**TASK INSTRUCTIONS**: Give the entries back exactly, dropping each image.

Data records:
>> BEGIN
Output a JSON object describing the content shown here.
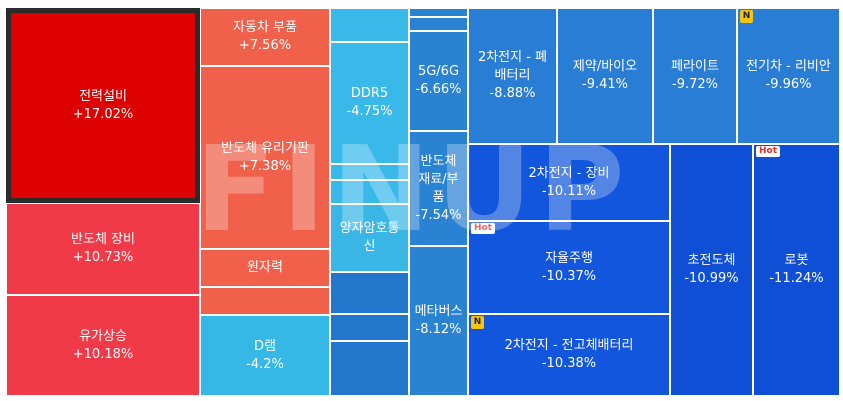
{
  "watermark": "FINUP",
  "tiles": [
    {
      "name": "전력설비",
      "change": "+17.02%",
      "color": "#dd0000",
      "selected": true
    },
    {
      "name": "자동차 부품",
      "change": "+7.56%",
      "color": "#f0604a"
    },
    {
      "name": "반도체 유리기판",
      "change": "+7.38%",
      "color": "#f0604a"
    },
    {
      "name": "원자력",
      "change": "",
      "color": "#f0604a"
    },
    {
      "name": "",
      "change": "",
      "color": "#f0604a"
    },
    {
      "name": "반도체 장비",
      "change": "+10.73%",
      "color": "#f03a48"
    },
    {
      "name": "유가상승",
      "change": "+10.18%",
      "color": "#f03a48"
    },
    {
      "name": "D램",
      "change": "-4.2%",
      "color": "#36b8e6"
    },
    {
      "name": "",
      "change": "",
      "color": "#39b9ea"
    },
    {
      "name": "DDR5",
      "change": "-4.75%",
      "color": "#39b9ea"
    },
    {
      "name": "",
      "change": "",
      "color": "#39b9ea"
    },
    {
      "name": "",
      "change": "",
      "color": "#39b9ea"
    },
    {
      "name": "양자암호통신",
      "change": "",
      "color": "#3ab6e6"
    },
    {
      "name": "",
      "change": "",
      "color": "#2277cc"
    },
    {
      "name": "",
      "change": "",
      "color": "#2277cc"
    },
    {
      "name": "",
      "change": "",
      "color": "#2277cc"
    },
    {
      "name": "",
      "change": "",
      "color": "#2a82d2"
    },
    {
      "name": "",
      "change": "",
      "color": "#2a82d2"
    },
    {
      "name": "5G/6G",
      "change": "-6.66%",
      "color": "#2a82d2"
    },
    {
      "name": "반도체 재료/부품",
      "change": "-7.54%",
      "color": "#2a82d2"
    },
    {
      "name": "메타버스",
      "change": "-8.12%",
      "color": "#2a82d2"
    },
    {
      "name": "2차전지 - 폐배터리",
      "change": "-8.88%",
      "color": "#2a7dd4"
    },
    {
      "name": "제약/바이오",
      "change": "-9.41%",
      "color": "#2a7dd4"
    },
    {
      "name": "페라이트",
      "change": "-9.72%",
      "color": "#2a7dd4"
    },
    {
      "name": "전기차 - 리비안",
      "change": "-9.96%",
      "color": "#2a7dd4",
      "badge": "N"
    },
    {
      "name": "2차전지 - 장비",
      "change": "-10.11%",
      "color": "#1156dc"
    },
    {
      "name": "자율주행",
      "change": "-10.37%",
      "color": "#1156dc",
      "badge": "Hot"
    },
    {
      "name": "2차전지 - 전고체배터리",
      "change": "-10.38%",
      "color": "#1156dc",
      "badge": "N"
    },
    {
      "name": "초전도체",
      "change": "-10.99%",
      "color": "#0e4fd6"
    },
    {
      "name": "로봇",
      "change": "-11.24%",
      "color": "#0e4fd6",
      "badge": "Hot"
    }
  ]
}
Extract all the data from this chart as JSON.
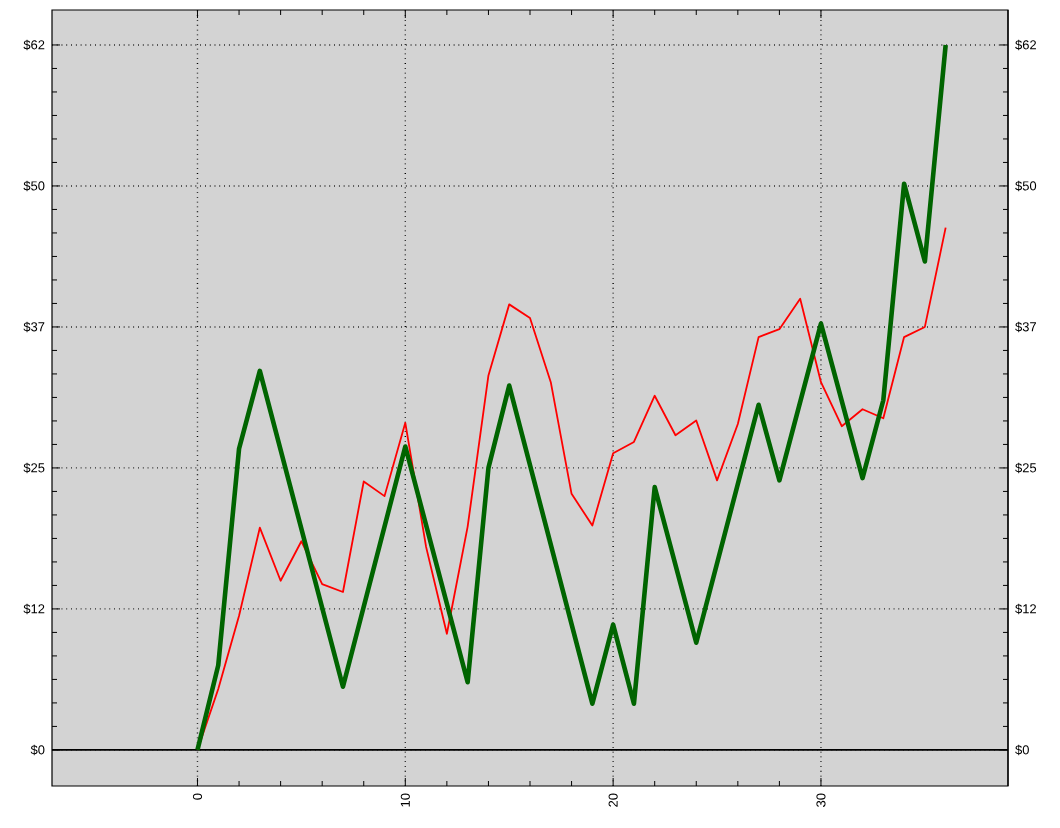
>> END
**FINISHED EXERCISE**:
Output a JSON object describing the content shown here.
{
  "watermark": "FINUP",
  "tiles": [
    {
      "name": "전력설비",
      "change": "+17.02%",
      "color": "#dd0000",
      "selected": true
    },
    {
      "name": "자동차 부품",
      "change": "+7.56%",
      "color": "#f0604a"
    },
    {
      "name": "반도체 유리기판",
      "change": "+7.38%",
      "color": "#f0604a"
    },
    {
      "name": "원자력",
      "change": "",
      "color": "#f0604a"
    },
    {
      "name": "",
      "change": "",
      "color": "#f0604a"
    },
    {
      "name": "반도체 장비",
      "change": "+10.73%",
      "color": "#f03a48"
    },
    {
      "name": "유가상승",
      "change": "+10.18%",
      "color": "#f03a48"
    },
    {
      "name": "D램",
      "change": "-4.2%",
      "color": "#36b8e6"
    },
    {
      "name": "",
      "change": "",
      "color": "#39b9ea"
    },
    {
      "name": "DDR5",
      "change": "-4.75%",
      "color": "#39b9ea"
    },
    {
      "name": "",
      "change": "",
      "color": "#39b9ea"
    },
    {
      "name": "",
      "change": "",
      "color": "#39b9ea"
    },
    {
      "name": "양자암호통신",
      "change": "",
      "color": "#3ab6e6"
    },
    {
      "name": "",
      "change": "",
      "color": "#2277cc"
    },
    {
      "name": "",
      "change": "",
      "color": "#2277cc"
    },
    {
      "name": "",
      "change": "",
      "color": "#2277cc"
    },
    {
      "name": "",
      "change": "",
      "color": "#2a82d2"
    },
    {
      "name": "",
      "change": "",
      "color": "#2a82d2"
    },
    {
      "name": "5G/6G",
      "change": "-6.66%",
      "color": "#2a82d2"
    },
    {
      "name": "반도체 재료/부품",
      "change": "-7.54%",
      "color": "#2a82d2"
    },
    {
      "name": "메타버스",
      "change": "-8.12%",
      "color": "#2a82d2"
    },
    {
      "name": "2차전지 - 폐배터리",
      "change": "-8.88%",
      "color": "#2a7dd4"
    },
    {
      "name": "제약/바이오",
      "change": "-9.41%",
      "color": "#2a7dd4"
    },
    {
      "name": "페라이트",
      "change": "-9.72%",
      "color": "#2a7dd4"
    },
    {
      "name": "전기차 - 리비안",
      "change": "-9.96%",
      "color": "#2a7dd4",
      "badge": "N"
    },
    {
      "name": "2차전지 - 장비",
      "change": "-10.11%",
      "color": "#1156dc"
    },
    {
      "name": "자율주행",
      "change": "-10.37%",
      "color": "#1156dc",
      "badge": "Hot"
    },
    {
      "name": "2차전지 - 전고체배터리",
      "change": "-10.38%",
      "color": "#1156dc",
      "badge": "N"
    },
    {
      "name": "초전도체",
      "change": "-10.99%",
      "color": "#0e4fd6"
    },
    {
      "name": "로봇",
      "change": "-11.24%",
      "color": "#0e4fd6",
      "badge": "Hot"
    }
  ]
}
Extract all the data from this chart as JSON.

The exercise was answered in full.